>>

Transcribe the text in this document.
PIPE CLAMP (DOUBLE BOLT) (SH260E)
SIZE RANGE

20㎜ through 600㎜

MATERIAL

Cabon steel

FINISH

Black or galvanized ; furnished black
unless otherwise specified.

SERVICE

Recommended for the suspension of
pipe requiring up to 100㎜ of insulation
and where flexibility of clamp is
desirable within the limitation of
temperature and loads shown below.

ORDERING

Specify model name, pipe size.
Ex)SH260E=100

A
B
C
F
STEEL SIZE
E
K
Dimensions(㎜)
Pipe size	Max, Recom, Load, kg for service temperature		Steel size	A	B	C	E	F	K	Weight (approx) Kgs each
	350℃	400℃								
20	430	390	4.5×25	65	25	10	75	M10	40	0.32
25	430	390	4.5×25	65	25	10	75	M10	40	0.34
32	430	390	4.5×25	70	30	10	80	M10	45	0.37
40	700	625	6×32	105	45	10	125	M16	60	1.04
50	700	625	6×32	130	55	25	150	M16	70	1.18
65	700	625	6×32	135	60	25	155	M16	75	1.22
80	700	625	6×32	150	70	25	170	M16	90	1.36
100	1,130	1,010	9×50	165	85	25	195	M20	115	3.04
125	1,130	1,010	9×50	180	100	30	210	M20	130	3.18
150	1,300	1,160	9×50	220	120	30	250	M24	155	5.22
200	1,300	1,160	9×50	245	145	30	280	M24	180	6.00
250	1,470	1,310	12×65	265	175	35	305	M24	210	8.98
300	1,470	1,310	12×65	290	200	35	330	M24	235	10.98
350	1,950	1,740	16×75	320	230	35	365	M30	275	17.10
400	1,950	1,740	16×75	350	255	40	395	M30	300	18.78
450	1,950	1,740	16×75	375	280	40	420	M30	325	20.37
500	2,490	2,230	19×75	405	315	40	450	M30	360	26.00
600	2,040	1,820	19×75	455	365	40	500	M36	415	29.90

<<
>>

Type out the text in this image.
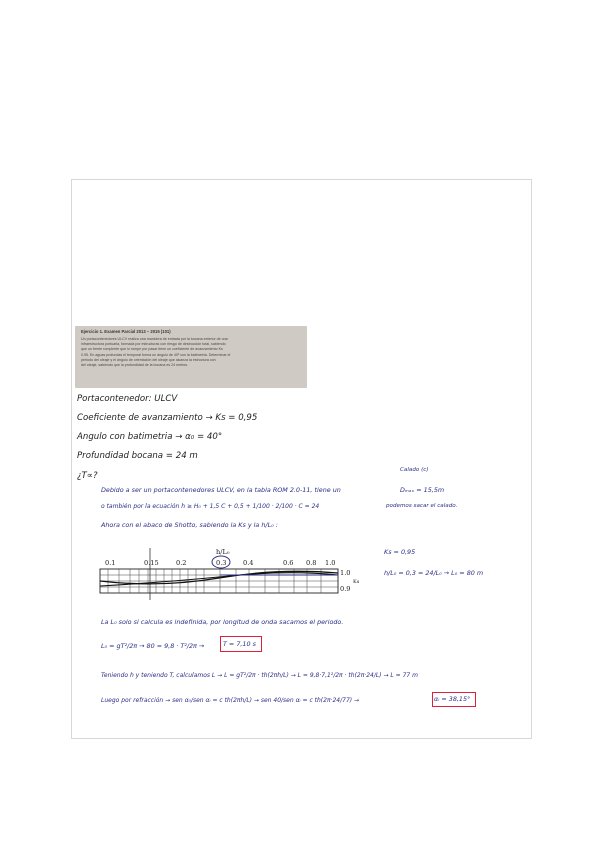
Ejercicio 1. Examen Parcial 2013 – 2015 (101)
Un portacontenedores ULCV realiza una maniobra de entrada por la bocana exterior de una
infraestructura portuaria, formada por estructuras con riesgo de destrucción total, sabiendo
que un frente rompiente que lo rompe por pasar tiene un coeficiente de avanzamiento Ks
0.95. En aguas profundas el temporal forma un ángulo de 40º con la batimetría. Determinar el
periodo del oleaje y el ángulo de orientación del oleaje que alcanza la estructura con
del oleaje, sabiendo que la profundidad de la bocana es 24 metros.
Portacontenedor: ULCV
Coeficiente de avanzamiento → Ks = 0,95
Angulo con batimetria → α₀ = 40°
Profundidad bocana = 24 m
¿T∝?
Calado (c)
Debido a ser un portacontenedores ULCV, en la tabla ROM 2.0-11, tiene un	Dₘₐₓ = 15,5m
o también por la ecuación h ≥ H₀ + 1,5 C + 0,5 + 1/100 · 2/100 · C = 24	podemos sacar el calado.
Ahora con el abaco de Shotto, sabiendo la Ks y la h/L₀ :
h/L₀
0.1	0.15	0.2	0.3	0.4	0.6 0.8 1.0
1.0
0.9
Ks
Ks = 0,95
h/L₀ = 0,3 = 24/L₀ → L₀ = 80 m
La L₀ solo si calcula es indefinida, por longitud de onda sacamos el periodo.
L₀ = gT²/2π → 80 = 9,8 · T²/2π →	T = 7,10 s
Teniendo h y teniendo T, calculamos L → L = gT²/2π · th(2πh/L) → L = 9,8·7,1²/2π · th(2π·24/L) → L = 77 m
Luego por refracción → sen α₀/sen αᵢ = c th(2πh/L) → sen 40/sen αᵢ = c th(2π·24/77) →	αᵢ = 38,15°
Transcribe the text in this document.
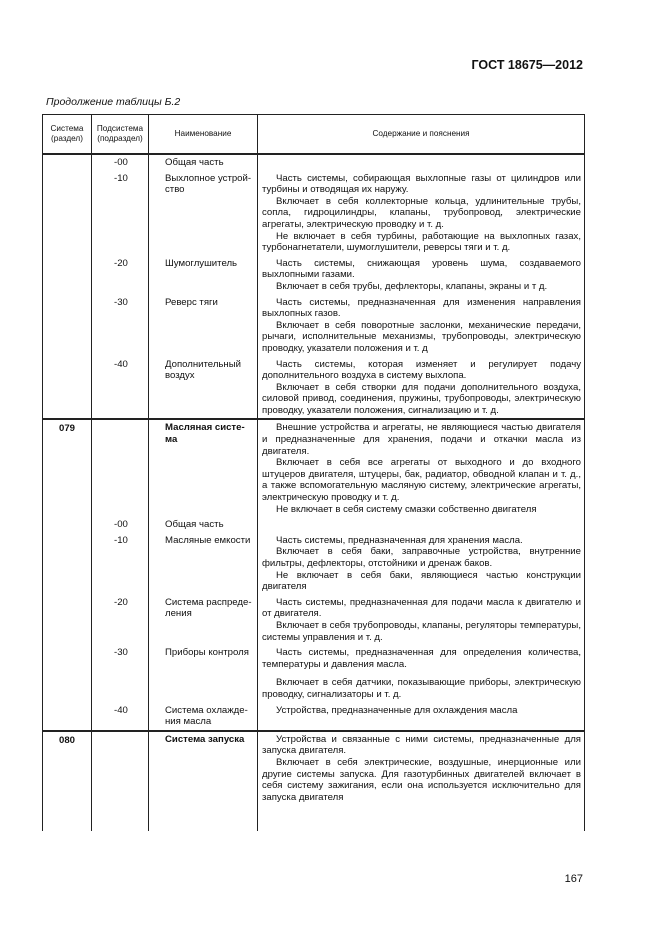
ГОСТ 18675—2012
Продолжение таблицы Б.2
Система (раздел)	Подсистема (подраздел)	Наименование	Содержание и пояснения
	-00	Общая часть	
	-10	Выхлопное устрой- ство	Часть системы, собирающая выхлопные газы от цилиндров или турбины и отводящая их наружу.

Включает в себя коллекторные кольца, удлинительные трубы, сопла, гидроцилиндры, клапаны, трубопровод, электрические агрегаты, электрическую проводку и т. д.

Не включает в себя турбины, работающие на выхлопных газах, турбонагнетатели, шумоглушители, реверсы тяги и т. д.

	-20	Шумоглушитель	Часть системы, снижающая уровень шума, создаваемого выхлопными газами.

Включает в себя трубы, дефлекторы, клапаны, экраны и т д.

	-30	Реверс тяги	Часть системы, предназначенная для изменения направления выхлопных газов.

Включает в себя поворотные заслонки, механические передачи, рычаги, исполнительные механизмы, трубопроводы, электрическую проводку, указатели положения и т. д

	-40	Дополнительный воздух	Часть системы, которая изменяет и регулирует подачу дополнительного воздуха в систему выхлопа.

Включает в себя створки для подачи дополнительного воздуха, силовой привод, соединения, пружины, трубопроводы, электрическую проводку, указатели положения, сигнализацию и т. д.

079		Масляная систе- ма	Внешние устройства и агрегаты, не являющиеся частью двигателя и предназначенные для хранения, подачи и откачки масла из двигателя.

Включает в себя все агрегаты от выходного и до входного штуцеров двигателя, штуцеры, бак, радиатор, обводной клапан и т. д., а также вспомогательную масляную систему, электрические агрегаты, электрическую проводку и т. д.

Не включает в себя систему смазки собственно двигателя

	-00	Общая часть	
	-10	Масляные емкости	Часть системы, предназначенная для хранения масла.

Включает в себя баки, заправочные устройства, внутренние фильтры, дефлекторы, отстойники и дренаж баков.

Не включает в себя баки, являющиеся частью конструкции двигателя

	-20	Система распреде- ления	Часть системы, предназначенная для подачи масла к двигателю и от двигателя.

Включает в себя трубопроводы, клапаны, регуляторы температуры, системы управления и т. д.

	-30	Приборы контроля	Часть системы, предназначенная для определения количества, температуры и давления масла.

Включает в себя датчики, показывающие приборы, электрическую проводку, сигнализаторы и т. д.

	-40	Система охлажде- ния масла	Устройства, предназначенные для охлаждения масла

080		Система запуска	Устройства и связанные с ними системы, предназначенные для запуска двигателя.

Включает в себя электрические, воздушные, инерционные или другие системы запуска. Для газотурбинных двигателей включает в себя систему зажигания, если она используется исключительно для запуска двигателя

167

<<

--- DIRECTIONS ---
Write down only the number of lines that contain the string "ULCV" in the listing.

--- RESPONSE ---
3